| WHAT THE TASK REQUIRES |
Using the records below, locate all lines containing "specimen" and return them.

══════

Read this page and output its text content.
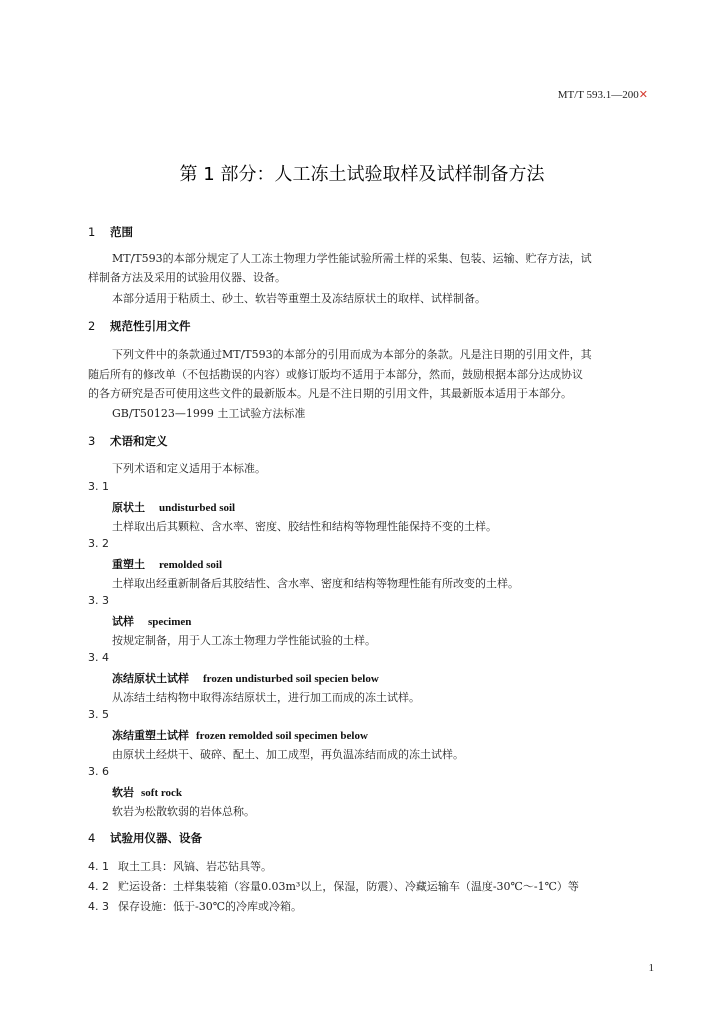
MT/T 593.1—200✕
第 1 部分：人工冻土试验取样及试样制备方法
1 范围
MT/T593的本部分规定了人工冻土物理力学性能试验所需土样的采集、包装、运输、贮存方法，试
样制备方法及采用的试验用仪器、设备。
本部分适用于粘质土、砂土、软岩等重塑土及冻结原状土的取样、试样制备。
2 规范性引用文件
下列文件中的条款通过MT/T593的本部分的引用而成为本部分的条款。凡是注日期的引用文件，其
随后所有的修改单（不包括勘误的内容）或修订版均不适用于本部分，然而，鼓励根据本部分达成协议
的各方研究是否可使用这些文件的最新版本。凡是不注日期的引用文件，其最新版本适用于本部分。
GB/T50123—1999 土工试验方法标准
3 术语和定义
下列术语和定义适用于本标准。
3. 1
原状土 undisturbed soil
土样取出后其颗粒、含水率、密度、胶结性和结构等物理性能保持不变的土样。
3. 2
重塑土 remolded soil
土样取出经重新制备后其胶结性、含水率、密度和结构等物理性能有所改变的土样。
3. 3
试样 specimen
按规定制备，用于人工冻土物理力学性能试验的土样。
3. 4
冻结原状土试样 frozen undisturbed soil specien below
从冻结土结构物中取得冻结原状土，进行加工而成的冻土试样。
3. 5
冻结重塑土试样 frozen remolded soil specimen below
由原状土经烘干、破碎、配土、加工成型，再负温冻结而成的冻土试样。
3. 6
软岩 soft rock
软岩为松散软弱的岩体总称。
4 试验用仪器、设备
4. 1 取土工具：风镐、岩芯钻具等。
4. 2 贮运设备：土样集装箱（容量0.03m³以上，保湿，防震）、冷藏运输车（温度-30℃～-1℃）等
4. 3 保存设施：低于-30℃的冷库或冷箱。
1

══════

| OUTPUT FOR THIS TASK |
试样 specimen
冻结重塑土试样 frozen remolded soil specimen below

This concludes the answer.